TASK TO CARRY OUT: Your task is to repeat all of the material exactly.
────
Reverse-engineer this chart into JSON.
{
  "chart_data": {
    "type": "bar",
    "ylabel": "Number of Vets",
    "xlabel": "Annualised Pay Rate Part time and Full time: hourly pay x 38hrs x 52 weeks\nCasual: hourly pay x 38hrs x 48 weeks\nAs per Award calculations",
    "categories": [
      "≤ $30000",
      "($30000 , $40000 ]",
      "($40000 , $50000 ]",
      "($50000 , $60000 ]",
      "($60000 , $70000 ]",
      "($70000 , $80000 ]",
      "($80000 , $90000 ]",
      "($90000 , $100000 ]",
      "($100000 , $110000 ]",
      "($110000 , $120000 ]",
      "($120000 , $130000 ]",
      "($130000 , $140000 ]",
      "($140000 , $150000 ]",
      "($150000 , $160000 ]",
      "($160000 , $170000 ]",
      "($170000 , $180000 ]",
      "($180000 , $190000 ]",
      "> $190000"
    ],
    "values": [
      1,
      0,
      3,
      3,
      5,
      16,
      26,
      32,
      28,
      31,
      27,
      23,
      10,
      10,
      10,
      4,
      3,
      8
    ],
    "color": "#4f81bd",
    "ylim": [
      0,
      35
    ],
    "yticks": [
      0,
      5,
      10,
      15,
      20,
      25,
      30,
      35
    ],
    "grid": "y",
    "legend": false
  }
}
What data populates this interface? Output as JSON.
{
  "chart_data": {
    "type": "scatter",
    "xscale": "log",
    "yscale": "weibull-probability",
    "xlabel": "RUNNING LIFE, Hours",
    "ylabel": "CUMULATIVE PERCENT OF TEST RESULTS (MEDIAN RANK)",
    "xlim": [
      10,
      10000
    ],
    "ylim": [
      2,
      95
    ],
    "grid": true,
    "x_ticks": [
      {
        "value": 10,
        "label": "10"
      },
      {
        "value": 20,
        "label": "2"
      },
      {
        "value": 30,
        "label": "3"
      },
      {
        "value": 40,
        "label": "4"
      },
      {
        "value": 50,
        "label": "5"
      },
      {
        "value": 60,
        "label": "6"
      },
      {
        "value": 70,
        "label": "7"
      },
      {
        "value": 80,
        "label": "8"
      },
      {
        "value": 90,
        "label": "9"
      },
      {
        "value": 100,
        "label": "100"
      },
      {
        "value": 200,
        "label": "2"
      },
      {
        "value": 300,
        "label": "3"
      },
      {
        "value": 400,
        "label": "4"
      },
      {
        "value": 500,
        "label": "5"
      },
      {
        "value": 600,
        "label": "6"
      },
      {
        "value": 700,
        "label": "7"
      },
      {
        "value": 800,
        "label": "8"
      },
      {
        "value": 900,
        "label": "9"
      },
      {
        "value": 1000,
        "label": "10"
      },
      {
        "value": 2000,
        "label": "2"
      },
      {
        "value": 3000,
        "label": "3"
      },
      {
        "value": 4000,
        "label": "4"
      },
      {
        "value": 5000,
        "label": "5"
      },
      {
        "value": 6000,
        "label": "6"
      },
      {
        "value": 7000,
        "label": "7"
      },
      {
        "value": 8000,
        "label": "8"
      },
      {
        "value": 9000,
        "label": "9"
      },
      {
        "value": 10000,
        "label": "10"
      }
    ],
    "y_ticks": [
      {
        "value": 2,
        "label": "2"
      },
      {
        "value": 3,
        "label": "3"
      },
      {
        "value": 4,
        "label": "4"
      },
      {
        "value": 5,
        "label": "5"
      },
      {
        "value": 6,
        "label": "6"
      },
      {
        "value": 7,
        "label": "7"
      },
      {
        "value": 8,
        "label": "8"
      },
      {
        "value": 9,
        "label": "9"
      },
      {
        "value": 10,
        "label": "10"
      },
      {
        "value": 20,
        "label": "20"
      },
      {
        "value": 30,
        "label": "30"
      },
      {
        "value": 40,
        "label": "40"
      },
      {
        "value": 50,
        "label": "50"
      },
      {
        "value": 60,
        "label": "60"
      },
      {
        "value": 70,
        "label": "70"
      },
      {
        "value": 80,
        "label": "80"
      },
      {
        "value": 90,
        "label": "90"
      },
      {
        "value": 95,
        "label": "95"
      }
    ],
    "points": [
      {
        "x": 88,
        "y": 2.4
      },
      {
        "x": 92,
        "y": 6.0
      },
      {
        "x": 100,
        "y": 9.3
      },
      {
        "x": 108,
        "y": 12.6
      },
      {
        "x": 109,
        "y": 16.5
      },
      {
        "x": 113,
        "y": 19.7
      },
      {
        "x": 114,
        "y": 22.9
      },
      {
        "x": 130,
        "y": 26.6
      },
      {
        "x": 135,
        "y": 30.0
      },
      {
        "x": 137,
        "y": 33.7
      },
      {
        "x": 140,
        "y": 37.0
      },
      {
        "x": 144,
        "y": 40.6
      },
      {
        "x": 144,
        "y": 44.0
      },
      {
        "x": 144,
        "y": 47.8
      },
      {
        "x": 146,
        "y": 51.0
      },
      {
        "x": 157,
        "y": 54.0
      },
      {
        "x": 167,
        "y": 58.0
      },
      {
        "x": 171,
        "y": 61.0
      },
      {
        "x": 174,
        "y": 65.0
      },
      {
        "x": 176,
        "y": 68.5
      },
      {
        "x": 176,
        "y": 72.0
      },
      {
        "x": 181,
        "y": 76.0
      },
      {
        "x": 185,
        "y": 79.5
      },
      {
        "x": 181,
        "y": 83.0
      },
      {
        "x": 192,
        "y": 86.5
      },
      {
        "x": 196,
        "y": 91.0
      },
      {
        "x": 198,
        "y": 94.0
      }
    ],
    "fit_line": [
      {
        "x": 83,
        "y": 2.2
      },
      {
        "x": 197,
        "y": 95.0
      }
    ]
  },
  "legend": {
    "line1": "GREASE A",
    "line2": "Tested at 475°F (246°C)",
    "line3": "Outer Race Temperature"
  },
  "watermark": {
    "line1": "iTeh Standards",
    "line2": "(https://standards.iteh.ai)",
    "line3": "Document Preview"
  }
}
────
THE RESPONSE:
Reverse-engineer this chart into JSON.
{
  "chart_data": {
    "type": "bar",
    "ylabel": "Number of Vets",
    "xlabel": "Annualised Pay Rate Part time and Full time: hourly pay x 38hrs x 52 weeks\nCasual: hourly pay x 38hrs x 48 weeks\nAs per Award calculations",
    "categories": [
      "≤ $30000",
      "($30000 , $40000 ]",
      "($40000 , $50000 ]",
      "($50000 , $60000 ]",
      "($60000 , $70000 ]",
      "($70000 , $80000 ]",
      "($80000 , $90000 ]",
      "($90000 , $100000 ]",
      "($100000 , $110000 ]",
      "($110000 , $120000 ]",
      "($120000 , $130000 ]",
      "($130000 , $140000 ]",
      "($140000 , $150000 ]",
      "($150000 , $160000 ]",
      "($160000 , $170000 ]",
      "($170000 , $180000 ]",
      "($180000 , $190000 ]",
      "> $190000"
    ],
    "values": [
      1,
      0,
      3,
      3,
      5,
      16,
      26,
      32,
      28,
      31,
      27,
      23,
      10,
      10,
      10,
      4,
      3,
      8
    ],
    "color": "#4f81bd",
    "ylim": [
      0,
      35
    ],
    "yticks": [
      0,
      5,
      10,
      15,
      20,
      25,
      30,
      35
    ],
    "grid": "y",
    "legend": false
  }
}
What data populates this interface? Output as JSON.
{
  "chart_data": {
    "type": "scatter",
    "xscale": "log",
    "yscale": "weibull-probability",
    "xlabel": "RUNNING LIFE, Hours",
    "ylabel": "CUMULATIVE PERCENT OF TEST RESULTS (MEDIAN RANK)",
    "xlim": [
      10,
      10000
    ],
    "ylim": [
      2,
      95
    ],
    "grid": true,
    "x_ticks": [
      {
        "value": 10,
        "label": "10"
      },
      {
        "value": 20,
        "label": "2"
      },
      {
        "value": 30,
        "label": "3"
      },
      {
        "value": 40,
        "label": "4"
      },
      {
        "value": 50,
        "label": "5"
      },
      {
        "value": 60,
        "label": "6"
      },
      {
        "value": 70,
        "label": "7"
      },
      {
        "value": 80,
        "label": "8"
      },
      {
        "value": 90,
        "label": "9"
      },
      {
        "value": 100,
        "label": "100"
      },
      {
        "value": 200,
        "label": "2"
      },
      {
        "value": 300,
        "label": "3"
      },
      {
        "value": 400,
        "label": "4"
      },
      {
        "value": 500,
        "label": "5"
      },
      {
        "value": 600,
        "label": "6"
      },
      {
        "value": 700,
        "label": "7"
      },
      {
        "value": 800,
        "label": "8"
      },
      {
        "value": 900,
        "label": "9"
      },
      {
        "value": 1000,
        "label": "10"
      },
      {
        "value": 2000,
        "label": "2"
      },
      {
        "value": 3000,
        "label": "3"
      },
      {
        "value": 4000,
        "label": "4"
      },
      {
        "value": 5000,
        "label": "5"
      },
      {
        "value": 6000,
        "label": "6"
      },
      {
        "value": 7000,
        "label": "7"
      },
      {
        "value": 8000,
        "label": "8"
      },
      {
        "value": 9000,
        "label": "9"
      },
      {
        "value": 10000,
        "label": "10"
      }
    ],
    "y_ticks": [
      {
        "value": 2,
        "label": "2"
      },
      {
        "value": 3,
        "label": "3"
      },
      {
        "value": 4,
        "label": "4"
      },
      {
        "value": 5,
        "label": "5"
      },
      {
        "value": 6,
        "label": "6"
      },
      {
        "value": 7,
        "label": "7"
      },
      {
        "value": 8,
        "label": "8"
      },
      {
        "value": 9,
        "label": "9"
      },
      {
        "value": 10,
        "label": "10"
      },
      {
        "value": 20,
        "label": "20"
      },
      {
        "value": 30,
        "label": "30"
      },
      {
        "value": 40,
        "label": "40"
      },
      {
        "value": 50,
        "label": "50"
      },
      {
        "value": 60,
        "label": "60"
      },
      {
        "value": 70,
        "label": "70"
      },
      {
        "value": 80,
        "label": "80"
      },
      {
        "value": 90,
        "label": "90"
      },
      {
        "value": 95,
        "label": "95"
      }
    ],
    "points": [
      {
        "x": 88,
        "y": 2.4
      },
      {
        "x": 92,
        "y": 6.0
      },
      {
        "x": 100,
        "y": 9.3
      },
      {
        "x": 108,
        "y": 12.6
      },
      {
        "x": 109,
        "y": 16.5
      },
      {
        "x": 113,
        "y": 19.7
      },
      {
        "x": 114,
        "y": 22.9
      },
      {
        "x": 130,
        "y": 26.6
      },
      {
        "x": 135,
        "y": 30.0
      },
      {
        "x": 137,
        "y": 33.7
      },
      {
        "x": 140,
        "y": 37.0
      },
      {
        "x": 144,
        "y": 40.6
      },
      {
        "x": 144,
        "y": 44.0
      },
      {
        "x": 144,
        "y": 47.8
      },
      {
        "x": 146,
        "y": 51.0
      },
      {
        "x": 157,
        "y": 54.0
      },
      {
        "x": 167,
        "y": 58.0
      },
      {
        "x": 171,
        "y": 61.0
      },
      {
        "x": 174,
        "y": 65.0
      },
      {
        "x": 176,
        "y": 68.5
      },
      {
        "x": 176,
        "y": 72.0
      },
      {
        "x": 181,
        "y": 76.0
      },
      {
        "x": 185,
        "y": 79.5
      },
      {
        "x": 181,
        "y": 83.0
      },
      {
        "x": 192,
        "y": 86.5
      },
      {
        "x": 196,
        "y": 91.0
      },
      {
        "x": 198,
        "y": 94.0
      }
    ],
    "fit_line": [
      {
        "x": 83,
        "y": 2.2
      },
      {
        "x": 197,
        "y": 95.0
      }
    ]
  },
  "legend": {
    "line1": "GREASE A",
    "line2": "Tested at 475°F (246°C)",
    "line3": "Outer Race Temperature"
  },
  "watermark": {
    "line1": "iTeh Standards",
    "line2": "(https://standards.iteh.ai)",
    "line3": "Document Preview"
  }
}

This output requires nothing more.